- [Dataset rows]
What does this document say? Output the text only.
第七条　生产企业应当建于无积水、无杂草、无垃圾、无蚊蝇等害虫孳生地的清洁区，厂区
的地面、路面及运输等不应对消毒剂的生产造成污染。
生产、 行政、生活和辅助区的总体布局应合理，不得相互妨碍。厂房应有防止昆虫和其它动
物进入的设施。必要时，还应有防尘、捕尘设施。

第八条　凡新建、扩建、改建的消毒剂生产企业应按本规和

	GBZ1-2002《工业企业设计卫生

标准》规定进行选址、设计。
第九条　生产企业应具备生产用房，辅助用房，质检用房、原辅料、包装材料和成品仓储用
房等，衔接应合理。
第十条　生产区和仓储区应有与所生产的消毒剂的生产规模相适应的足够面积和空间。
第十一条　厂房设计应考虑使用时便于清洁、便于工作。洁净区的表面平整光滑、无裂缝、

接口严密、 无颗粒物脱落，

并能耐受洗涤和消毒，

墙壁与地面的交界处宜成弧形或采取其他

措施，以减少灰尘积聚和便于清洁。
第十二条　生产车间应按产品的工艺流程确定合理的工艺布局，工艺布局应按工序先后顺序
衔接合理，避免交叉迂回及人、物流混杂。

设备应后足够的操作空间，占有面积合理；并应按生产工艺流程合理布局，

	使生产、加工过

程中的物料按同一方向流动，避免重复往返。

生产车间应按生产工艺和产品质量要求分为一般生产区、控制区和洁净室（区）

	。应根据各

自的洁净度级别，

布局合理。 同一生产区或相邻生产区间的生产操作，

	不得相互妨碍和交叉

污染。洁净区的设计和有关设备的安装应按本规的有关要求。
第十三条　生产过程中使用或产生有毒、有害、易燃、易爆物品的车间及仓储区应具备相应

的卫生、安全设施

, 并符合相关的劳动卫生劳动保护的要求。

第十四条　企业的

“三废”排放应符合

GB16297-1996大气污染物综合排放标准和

- [WHAT IS EXPECTED] Please set down the whole listing above without altering a single line.

- [TASK RESPONSE]
What does this document say? Output the text only.
第七条　生产企业应当建于无积水、无杂草、无垃圾、无蚊蝇等害虫孳生地的清洁区，厂区
的地面、路面及运输等不应对消毒剂的生产造成污染。
生产、 行政、生活和辅助区的总体布局应合理，不得相互妨碍。厂房应有防止昆虫和其它动
物进入的设施。必要时，还应有防尘、捕尘设施。

第八条　凡新建、扩建、改建的消毒剂生产企业应按本规和

	GBZ1-2002《工业企业设计卫生

标准》规定进行选址、设计。
第九条　生产企业应具备生产用房，辅助用房，质检用房、原辅料、包装材料和成品仓储用
房等，衔接应合理。
第十条　生产区和仓储区应有与所生产的消毒剂的生产规模相适应的足够面积和空间。
第十一条　厂房设计应考虑使用时便于清洁、便于工作。洁净区的表面平整光滑、无裂缝、

接口严密、 无颗粒物脱落，

并能耐受洗涤和消毒，

墙壁与地面的交界处宜成弧形或采取其他

措施，以减少灰尘积聚和便于清洁。
第十二条　生产车间应按产品的工艺流程确定合理的工艺布局，工艺布局应按工序先后顺序
衔接合理，避免交叉迂回及人、物流混杂。

设备应后足够的操作空间，占有面积合理；并应按生产工艺流程合理布局，

	使生产、加工过

程中的物料按同一方向流动，避免重复往返。

生产车间应按生产工艺和产品质量要求分为一般生产区、控制区和洁净室（区）

	。应根据各

自的洁净度级别，

布局合理。 同一生产区或相邻生产区间的生产操作，

	不得相互妨碍和交叉

污染。洁净区的设计和有关设备的安装应按本规的有关要求。
第十三条　生产过程中使用或产生有毒、有害、易燃、易爆物品的车间及仓储区应具备相应

的卫生、安全设施

, 并符合相关的劳动卫生劳动保护的要求。

第十四条　企业的

“三废”排放应符合

GB16297-1996大气污染物综合排放标准和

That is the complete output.